» **YOUR GOAL**
Among the records that follow, count the lines with the string "type"; report only that count.

» **INFORMATION SUPPLIED**
—————

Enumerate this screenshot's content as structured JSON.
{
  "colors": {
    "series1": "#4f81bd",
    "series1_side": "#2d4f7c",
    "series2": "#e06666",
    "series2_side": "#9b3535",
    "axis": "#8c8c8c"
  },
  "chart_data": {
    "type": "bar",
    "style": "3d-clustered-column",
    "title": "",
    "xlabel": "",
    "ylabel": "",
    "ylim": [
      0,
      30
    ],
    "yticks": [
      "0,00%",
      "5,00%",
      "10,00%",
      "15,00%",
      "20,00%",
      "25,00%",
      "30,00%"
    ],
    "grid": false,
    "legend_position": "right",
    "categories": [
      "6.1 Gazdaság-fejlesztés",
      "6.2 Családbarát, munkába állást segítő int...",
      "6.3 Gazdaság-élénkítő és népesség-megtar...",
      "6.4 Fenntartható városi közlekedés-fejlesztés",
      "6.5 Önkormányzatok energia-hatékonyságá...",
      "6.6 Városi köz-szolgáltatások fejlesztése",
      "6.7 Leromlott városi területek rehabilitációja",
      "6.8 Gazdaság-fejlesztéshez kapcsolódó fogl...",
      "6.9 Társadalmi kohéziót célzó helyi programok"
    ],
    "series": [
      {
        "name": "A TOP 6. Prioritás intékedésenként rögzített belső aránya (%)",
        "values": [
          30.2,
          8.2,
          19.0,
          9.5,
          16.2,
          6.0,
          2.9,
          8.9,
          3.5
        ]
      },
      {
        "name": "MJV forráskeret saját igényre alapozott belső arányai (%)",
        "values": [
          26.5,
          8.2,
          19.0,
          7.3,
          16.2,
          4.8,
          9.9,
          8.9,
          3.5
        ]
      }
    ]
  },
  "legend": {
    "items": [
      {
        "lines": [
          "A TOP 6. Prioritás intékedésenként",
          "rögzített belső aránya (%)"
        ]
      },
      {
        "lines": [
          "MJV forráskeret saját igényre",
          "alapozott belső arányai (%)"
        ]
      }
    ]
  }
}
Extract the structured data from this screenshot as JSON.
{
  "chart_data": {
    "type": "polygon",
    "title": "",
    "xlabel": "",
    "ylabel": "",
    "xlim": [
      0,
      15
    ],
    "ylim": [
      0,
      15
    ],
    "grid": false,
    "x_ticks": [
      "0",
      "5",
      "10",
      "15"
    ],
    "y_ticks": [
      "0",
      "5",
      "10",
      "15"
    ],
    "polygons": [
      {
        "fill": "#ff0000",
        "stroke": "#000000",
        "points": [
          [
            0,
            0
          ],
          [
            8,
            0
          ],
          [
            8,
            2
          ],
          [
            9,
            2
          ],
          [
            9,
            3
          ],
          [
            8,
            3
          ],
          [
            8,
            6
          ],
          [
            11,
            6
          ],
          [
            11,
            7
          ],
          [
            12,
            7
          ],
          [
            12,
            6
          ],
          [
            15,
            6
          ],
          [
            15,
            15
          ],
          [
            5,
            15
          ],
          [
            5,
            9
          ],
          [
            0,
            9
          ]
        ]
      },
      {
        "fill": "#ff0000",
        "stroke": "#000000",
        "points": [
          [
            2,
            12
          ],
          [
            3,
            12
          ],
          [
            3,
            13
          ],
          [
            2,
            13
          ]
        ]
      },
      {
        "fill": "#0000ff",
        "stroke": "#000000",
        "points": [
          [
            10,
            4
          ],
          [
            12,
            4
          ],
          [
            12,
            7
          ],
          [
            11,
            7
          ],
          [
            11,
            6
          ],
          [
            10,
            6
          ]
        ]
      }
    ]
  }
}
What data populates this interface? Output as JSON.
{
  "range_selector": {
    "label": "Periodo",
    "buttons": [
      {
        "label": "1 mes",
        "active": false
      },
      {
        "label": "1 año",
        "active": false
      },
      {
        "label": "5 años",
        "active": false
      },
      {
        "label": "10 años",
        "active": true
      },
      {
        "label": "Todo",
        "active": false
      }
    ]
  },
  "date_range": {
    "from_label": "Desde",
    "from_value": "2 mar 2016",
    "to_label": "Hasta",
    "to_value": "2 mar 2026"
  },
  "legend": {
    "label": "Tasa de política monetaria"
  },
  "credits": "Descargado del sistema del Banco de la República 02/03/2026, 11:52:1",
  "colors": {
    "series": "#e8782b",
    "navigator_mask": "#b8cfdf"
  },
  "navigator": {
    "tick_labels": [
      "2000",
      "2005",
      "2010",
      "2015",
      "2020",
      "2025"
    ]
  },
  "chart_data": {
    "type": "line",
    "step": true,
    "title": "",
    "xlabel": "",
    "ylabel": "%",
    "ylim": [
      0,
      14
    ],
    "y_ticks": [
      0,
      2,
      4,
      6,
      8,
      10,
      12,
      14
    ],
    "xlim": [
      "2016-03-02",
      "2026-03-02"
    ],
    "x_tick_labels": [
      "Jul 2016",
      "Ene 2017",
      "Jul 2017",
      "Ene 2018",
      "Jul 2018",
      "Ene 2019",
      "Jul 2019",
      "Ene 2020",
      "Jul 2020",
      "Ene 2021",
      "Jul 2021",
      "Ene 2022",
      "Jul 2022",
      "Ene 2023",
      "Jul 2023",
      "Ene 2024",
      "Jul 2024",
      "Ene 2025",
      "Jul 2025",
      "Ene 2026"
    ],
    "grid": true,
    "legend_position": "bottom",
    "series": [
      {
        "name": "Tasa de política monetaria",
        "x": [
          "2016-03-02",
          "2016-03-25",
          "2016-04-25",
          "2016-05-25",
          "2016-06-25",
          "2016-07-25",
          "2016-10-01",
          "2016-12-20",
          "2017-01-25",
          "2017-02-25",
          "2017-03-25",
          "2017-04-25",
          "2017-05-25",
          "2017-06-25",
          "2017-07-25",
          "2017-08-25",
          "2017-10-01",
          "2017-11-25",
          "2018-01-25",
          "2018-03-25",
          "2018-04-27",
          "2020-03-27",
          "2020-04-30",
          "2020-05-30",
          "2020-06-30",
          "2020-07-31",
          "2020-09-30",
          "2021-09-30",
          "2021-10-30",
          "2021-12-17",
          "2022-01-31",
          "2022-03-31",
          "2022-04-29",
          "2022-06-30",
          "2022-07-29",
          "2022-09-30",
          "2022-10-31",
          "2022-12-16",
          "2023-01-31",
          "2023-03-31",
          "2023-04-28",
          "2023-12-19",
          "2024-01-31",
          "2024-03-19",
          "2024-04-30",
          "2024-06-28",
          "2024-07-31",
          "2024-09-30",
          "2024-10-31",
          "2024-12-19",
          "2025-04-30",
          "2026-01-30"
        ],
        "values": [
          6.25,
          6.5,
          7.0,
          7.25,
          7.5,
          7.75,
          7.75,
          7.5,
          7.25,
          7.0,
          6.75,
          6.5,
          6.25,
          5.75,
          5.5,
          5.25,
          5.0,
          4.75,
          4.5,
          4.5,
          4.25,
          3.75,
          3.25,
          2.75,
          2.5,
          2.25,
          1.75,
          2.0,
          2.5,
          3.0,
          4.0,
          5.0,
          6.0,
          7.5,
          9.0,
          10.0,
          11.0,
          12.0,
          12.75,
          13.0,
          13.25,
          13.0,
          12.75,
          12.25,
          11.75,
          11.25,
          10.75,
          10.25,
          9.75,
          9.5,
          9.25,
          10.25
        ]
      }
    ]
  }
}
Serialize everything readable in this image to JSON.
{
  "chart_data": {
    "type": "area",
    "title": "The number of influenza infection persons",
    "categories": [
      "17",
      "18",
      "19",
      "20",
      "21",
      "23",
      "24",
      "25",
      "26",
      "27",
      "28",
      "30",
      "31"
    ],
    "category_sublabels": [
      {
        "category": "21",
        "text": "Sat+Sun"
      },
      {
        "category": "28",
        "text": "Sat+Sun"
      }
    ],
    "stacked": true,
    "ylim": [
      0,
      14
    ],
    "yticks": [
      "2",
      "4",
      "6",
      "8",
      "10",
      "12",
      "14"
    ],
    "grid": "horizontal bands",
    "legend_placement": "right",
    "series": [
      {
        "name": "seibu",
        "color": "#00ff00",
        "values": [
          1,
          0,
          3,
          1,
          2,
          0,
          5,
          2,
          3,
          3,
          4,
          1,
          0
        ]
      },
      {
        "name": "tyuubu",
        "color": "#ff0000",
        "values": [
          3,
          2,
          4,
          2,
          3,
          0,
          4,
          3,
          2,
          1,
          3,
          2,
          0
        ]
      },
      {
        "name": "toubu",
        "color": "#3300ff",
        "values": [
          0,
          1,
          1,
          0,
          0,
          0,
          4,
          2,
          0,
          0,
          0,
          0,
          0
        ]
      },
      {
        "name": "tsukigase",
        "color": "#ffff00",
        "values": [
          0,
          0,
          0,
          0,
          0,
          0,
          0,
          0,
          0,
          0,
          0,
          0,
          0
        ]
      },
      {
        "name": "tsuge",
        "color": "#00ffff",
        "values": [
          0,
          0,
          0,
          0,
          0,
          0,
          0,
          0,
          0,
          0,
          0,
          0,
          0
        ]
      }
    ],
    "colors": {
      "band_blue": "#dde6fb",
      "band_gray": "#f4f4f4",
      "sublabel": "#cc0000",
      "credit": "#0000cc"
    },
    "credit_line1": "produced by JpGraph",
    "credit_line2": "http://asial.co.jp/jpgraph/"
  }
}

—————

» **CORRECT RESPONSE**
4